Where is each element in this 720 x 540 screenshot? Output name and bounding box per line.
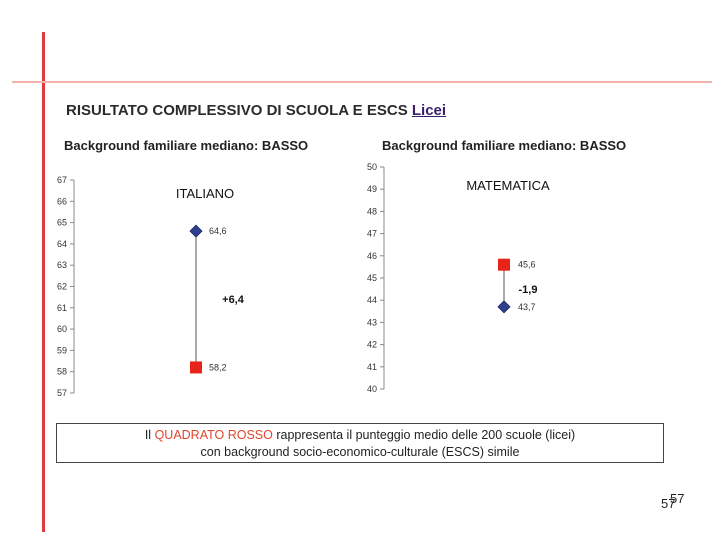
right-y-tick-label: 45: [366, 273, 377, 283]
left-y-tick-label: 66: [56, 196, 67, 207]
right-benchmark-value-label: 45,6: [518, 259, 536, 270]
page-number: 57: [661, 496, 676, 511]
right-y-tick-label: 50: [366, 162, 377, 172]
left-benchmark-value-label: 58,2: [209, 362, 227, 373]
slide-title-underlined: Licei: [411, 102, 447, 119]
left-y-tick-label: 59: [56, 345, 67, 356]
right-difference-label: -1,9: [518, 284, 538, 296]
right-y-tick-label: 42: [366, 339, 377, 350]
right-benchmark-square: [498, 259, 510, 271]
page-number-overlay: 57: [670, 491, 685, 506]
left-y-tick-label: 60: [56, 324, 67, 335]
note-text-line2: con background socio-economico-culturale (ESCS) simile: [200, 445, 520, 459]
right-y-tick-label: 44: [366, 295, 377, 306]
right-y-tick-label: 47: [366, 228, 377, 239]
right-y-tick-label: 46: [366, 250, 377, 261]
left-school-diamond: [190, 225, 202, 237]
left-y-tick-label: 64: [56, 238, 67, 249]
left-y-tick-label: 61: [56, 302, 67, 313]
right-y-tick-label: 40: [366, 384, 377, 394]
left-y-tick-label: 67: [56, 175, 67, 185]
left-school-value-label: 64,6: [209, 226, 227, 237]
note-text: rappresenta il punteggio medio delle 200 scuole (licei): [276, 428, 576, 442]
left-y-tick-label: 65: [56, 217, 67, 228]
right-y-tick-label: 41: [366, 361, 377, 372]
right-y-tick-label: 43: [366, 317, 377, 328]
right-school-value-label: 43,7: [518, 301, 536, 312]
left-y-tick-label: 57: [56, 388, 67, 398]
right-chart-title: MATEMATICA: [466, 178, 550, 193]
slide-title-main: RISULTATO COMPLESSIVO DI SCUOLA E ESCS: [66, 102, 408, 119]
left-y-tick-label: 58: [56, 366, 67, 377]
right-y-tick-label: 49: [366, 184, 377, 195]
right-chart-subtitle: Background familiare mediano: BASSO: [382, 138, 627, 153]
left-chart-subtitle: Background familiare mediano: BASSO: [64, 138, 309, 153]
left-benchmark-square: [190, 361, 202, 373]
note-highlight: QUADRATO ROSSO: [154, 428, 273, 442]
right-y-tick-label: 48: [366, 206, 377, 217]
left-y-tick-label: 63: [56, 260, 67, 271]
left-chart-title: ITALIANO: [175, 186, 235, 201]
note-prefix: Il: [144, 428, 152, 442]
right-school-diamond: [498, 301, 510, 313]
legend-note: [56, 423, 664, 463]
left-difference-label: +6,4: [222, 294, 244, 306]
left-y-tick-label: 62: [56, 281, 67, 292]
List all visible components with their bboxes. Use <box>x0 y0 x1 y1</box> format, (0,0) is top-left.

==============================

What needs to be done -> Report every line from the entries above that contains the string "diamond", copying each line in full.

Completed task ->
left-school-diamond: [190, 225, 202, 237]
right-school-diamond: [498, 301, 510, 313]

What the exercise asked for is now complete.